Task details:
Assemble all lines in which the string "partitions" appears.

-- BEGIN Data provided --

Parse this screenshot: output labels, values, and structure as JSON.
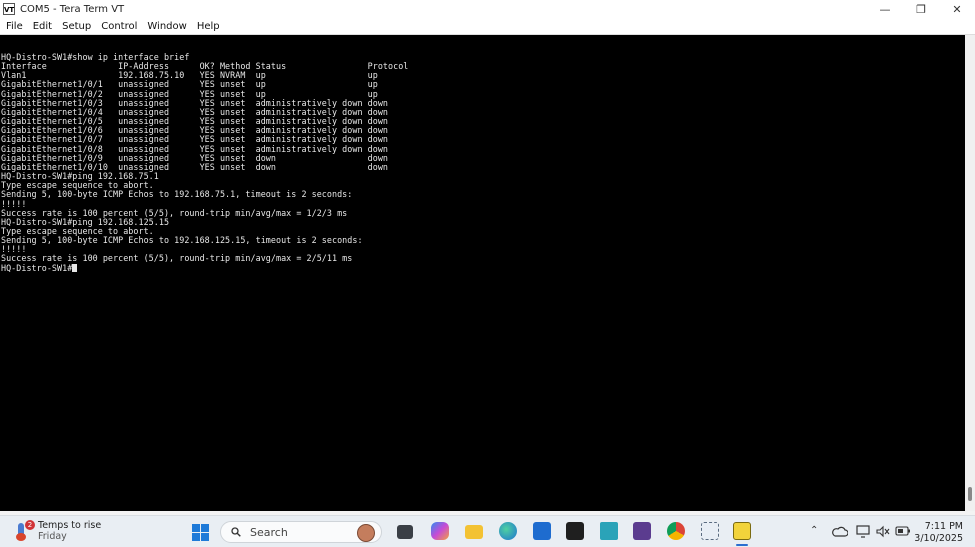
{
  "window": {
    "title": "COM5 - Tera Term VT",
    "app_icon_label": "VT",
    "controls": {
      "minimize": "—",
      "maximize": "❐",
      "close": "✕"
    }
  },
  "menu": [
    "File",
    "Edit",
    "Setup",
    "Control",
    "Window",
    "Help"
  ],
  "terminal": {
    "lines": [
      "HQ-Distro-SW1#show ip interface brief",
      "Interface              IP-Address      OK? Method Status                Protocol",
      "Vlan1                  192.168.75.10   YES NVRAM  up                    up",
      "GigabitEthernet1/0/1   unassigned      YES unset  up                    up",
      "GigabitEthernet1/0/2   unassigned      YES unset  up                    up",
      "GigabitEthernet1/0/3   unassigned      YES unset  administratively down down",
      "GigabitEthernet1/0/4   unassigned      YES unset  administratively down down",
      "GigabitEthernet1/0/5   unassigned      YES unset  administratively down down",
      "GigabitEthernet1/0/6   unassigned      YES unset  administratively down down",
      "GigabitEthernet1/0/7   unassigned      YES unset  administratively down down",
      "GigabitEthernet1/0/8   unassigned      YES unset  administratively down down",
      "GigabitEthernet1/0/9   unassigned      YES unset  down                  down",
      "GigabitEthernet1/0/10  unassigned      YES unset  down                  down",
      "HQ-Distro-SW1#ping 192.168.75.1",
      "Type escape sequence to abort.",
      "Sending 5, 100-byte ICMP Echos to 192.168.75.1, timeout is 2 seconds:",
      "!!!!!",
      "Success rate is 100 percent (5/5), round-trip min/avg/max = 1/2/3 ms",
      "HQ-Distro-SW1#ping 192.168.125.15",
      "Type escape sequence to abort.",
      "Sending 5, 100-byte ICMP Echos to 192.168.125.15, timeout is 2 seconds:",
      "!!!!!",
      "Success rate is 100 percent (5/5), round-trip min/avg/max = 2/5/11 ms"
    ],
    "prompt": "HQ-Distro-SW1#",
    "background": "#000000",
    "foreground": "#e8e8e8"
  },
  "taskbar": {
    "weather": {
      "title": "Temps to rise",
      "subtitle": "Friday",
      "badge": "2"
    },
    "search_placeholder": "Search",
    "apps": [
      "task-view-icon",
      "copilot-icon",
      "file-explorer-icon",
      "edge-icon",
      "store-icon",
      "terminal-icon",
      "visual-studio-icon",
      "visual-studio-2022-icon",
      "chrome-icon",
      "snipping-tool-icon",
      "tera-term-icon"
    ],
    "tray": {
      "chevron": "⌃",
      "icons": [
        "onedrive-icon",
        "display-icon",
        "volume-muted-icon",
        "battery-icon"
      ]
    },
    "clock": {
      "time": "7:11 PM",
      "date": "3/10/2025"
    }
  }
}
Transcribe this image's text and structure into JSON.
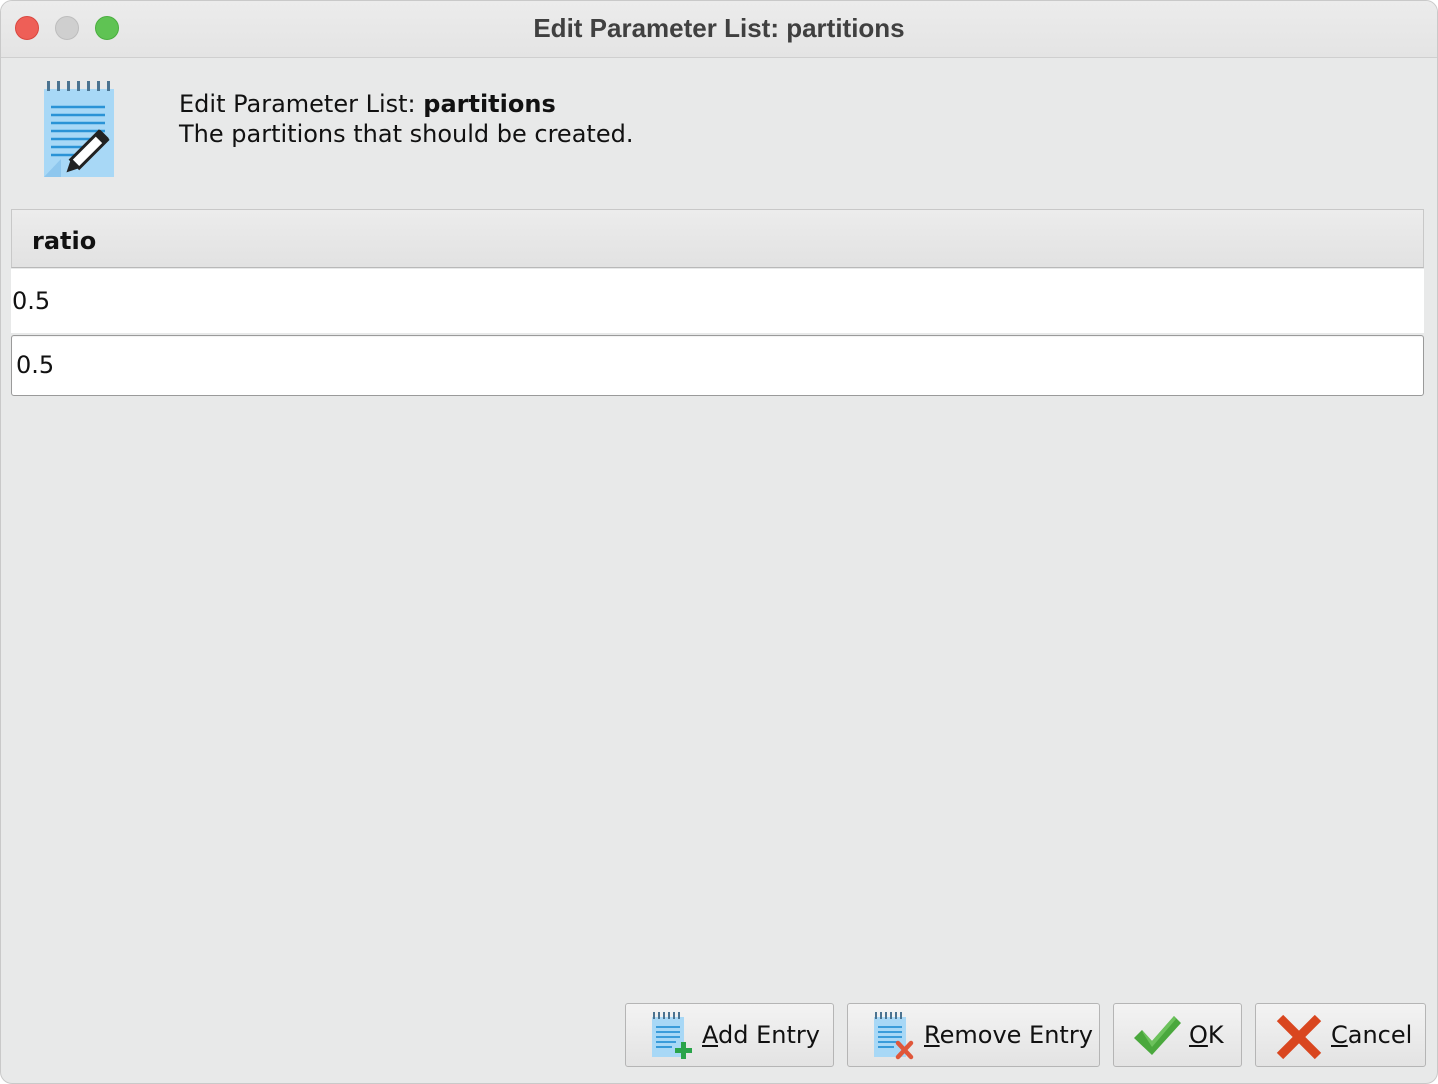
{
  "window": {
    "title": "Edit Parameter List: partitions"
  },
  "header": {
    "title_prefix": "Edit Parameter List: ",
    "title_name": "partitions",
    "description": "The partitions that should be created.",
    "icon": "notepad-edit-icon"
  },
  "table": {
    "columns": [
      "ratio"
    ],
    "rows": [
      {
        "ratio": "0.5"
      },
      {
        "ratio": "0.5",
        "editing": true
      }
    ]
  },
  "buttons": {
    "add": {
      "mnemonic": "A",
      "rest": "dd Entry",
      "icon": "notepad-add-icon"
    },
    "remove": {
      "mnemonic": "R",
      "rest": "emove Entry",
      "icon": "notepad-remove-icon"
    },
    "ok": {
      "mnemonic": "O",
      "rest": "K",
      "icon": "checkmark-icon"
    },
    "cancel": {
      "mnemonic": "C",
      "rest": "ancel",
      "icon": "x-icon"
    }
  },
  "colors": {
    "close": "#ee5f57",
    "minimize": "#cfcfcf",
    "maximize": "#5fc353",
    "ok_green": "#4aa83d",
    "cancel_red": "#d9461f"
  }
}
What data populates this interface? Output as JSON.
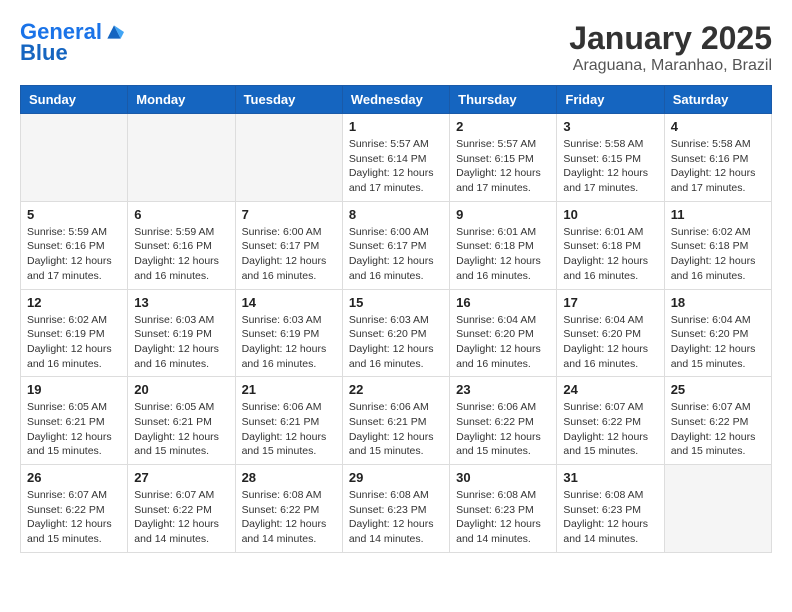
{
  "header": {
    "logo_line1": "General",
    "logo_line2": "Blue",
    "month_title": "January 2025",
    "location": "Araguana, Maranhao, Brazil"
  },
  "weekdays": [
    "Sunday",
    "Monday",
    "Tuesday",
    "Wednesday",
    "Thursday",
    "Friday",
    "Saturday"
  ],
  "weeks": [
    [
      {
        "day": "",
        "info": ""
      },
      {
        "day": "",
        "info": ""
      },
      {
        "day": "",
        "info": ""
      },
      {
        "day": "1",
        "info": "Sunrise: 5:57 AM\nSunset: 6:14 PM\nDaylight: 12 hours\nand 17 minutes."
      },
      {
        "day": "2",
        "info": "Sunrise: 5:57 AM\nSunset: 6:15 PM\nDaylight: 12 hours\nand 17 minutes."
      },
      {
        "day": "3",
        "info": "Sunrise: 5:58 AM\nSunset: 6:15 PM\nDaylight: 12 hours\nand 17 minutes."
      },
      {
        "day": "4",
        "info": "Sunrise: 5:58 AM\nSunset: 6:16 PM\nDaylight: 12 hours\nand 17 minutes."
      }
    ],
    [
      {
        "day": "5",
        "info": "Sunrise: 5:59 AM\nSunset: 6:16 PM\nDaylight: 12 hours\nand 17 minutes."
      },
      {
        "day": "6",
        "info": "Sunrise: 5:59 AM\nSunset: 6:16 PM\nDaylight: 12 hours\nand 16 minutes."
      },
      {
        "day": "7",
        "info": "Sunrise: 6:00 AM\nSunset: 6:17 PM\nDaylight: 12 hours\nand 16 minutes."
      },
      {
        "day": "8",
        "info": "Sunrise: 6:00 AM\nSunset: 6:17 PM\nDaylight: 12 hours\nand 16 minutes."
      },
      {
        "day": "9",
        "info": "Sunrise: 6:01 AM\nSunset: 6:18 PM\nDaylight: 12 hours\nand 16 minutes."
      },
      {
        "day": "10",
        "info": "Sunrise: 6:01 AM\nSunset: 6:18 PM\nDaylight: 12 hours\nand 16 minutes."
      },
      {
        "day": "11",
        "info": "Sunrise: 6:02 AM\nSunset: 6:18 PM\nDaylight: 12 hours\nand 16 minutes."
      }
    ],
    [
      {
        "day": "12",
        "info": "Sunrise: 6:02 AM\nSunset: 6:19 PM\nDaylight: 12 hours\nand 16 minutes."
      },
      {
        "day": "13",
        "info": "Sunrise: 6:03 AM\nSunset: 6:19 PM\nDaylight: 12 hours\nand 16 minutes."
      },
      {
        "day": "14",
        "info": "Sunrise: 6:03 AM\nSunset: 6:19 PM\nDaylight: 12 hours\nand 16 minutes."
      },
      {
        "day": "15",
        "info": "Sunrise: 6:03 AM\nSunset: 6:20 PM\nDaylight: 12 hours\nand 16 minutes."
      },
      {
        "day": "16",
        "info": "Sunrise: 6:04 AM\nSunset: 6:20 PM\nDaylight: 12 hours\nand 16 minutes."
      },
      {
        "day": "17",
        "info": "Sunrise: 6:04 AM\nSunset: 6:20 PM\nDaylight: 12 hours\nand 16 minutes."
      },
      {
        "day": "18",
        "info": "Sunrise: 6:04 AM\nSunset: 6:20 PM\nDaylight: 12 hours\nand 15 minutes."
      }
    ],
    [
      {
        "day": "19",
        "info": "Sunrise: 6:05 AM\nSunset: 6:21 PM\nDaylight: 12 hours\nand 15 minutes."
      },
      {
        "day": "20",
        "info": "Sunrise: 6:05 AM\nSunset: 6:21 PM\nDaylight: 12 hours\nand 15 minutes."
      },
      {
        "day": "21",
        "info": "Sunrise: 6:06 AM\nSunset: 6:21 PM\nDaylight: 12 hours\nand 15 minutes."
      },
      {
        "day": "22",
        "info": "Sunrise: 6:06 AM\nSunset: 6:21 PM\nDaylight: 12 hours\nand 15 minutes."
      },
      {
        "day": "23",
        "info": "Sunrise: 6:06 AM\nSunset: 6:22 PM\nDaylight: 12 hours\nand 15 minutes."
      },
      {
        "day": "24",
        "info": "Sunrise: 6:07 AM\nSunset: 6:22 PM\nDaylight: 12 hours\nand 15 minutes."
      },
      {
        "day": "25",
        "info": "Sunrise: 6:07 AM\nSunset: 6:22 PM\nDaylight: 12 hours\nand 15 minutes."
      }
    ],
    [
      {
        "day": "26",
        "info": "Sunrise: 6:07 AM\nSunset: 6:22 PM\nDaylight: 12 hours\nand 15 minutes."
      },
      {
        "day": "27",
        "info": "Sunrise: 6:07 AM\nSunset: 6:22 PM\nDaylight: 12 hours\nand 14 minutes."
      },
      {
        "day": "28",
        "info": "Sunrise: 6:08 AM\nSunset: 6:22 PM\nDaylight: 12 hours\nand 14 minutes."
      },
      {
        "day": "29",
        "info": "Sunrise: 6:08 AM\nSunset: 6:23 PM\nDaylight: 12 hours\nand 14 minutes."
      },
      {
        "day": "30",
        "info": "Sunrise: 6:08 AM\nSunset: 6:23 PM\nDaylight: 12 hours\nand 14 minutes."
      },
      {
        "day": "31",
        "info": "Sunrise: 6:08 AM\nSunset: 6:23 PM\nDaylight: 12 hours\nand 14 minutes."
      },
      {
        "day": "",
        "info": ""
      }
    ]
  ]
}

-- END Data provided --

Answer in full:
    "title": "Edit Parameter List: partitions"
    "title_name": "partitions",
    "description": "The partitions that should be created.",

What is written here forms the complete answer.